(INFORMATION SHOWN)

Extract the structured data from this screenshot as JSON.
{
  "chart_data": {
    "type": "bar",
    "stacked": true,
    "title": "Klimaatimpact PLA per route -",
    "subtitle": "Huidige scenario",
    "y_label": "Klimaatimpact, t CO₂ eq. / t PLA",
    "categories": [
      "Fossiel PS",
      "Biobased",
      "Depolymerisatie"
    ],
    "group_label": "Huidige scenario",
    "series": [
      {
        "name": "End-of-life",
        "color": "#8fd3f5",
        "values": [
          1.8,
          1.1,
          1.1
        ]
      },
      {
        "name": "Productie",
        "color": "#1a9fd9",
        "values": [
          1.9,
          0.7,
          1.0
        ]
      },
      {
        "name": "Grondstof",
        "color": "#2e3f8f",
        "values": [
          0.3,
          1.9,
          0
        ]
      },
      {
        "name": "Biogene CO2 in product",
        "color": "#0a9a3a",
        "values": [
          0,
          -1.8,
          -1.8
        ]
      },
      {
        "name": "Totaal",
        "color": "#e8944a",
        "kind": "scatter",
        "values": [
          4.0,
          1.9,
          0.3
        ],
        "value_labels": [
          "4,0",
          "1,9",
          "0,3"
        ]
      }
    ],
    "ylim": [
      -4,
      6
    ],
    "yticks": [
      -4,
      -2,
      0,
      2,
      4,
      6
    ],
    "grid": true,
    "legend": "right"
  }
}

(WRITTEN INSTRUCTION) Every record should be repeated exactly; please leave none out.

(COMPLETE RESPONSE)
Extract the structured data from this screenshot as JSON.
{
  "chart_data": {
    "type": "bar",
    "stacked": true,
    "title": "Klimaatimpact PLA per route -",
    "subtitle": "Huidige scenario",
    "y_label": "Klimaatimpact, t CO₂ eq. / t PLA",
    "categories": [
      "Fossiel PS",
      "Biobased",
      "Depolymerisatie"
    ],
    "group_label": "Huidige scenario",
    "series": [
      {
        "name": "End-of-life",
        "color": "#8fd3f5",
        "values": [
          1.8,
          1.1,
          1.1
        ]
      },
      {
        "name": "Productie",
        "color": "#1a9fd9",
        "values": [
          1.9,
          0.7,
          1.0
        ]
      },
      {
        "name": "Grondstof",
        "color": "#2e3f8f",
        "values": [
          0.3,
          1.9,
          0
        ]
      },
      {
        "name": "Biogene CO2 in product",
        "color": "#0a9a3a",
        "values": [
          0,
          -1.8,
          -1.8
        ]
      },
      {
        "name": "Totaal",
        "color": "#e8944a",
        "kind": "scatter",
        "values": [
          4.0,
          1.9,
          0.3
        ],
        "value_labels": [
          "4,0",
          "1,9",
          "0,3"
        ]
      }
    ],
    "ylim": [
      -4,
      6
    ],
    "yticks": [
      -4,
      -2,
      0,
      2,
      4,
      6
    ],
    "grid": true,
    "legend": "right"
  }
}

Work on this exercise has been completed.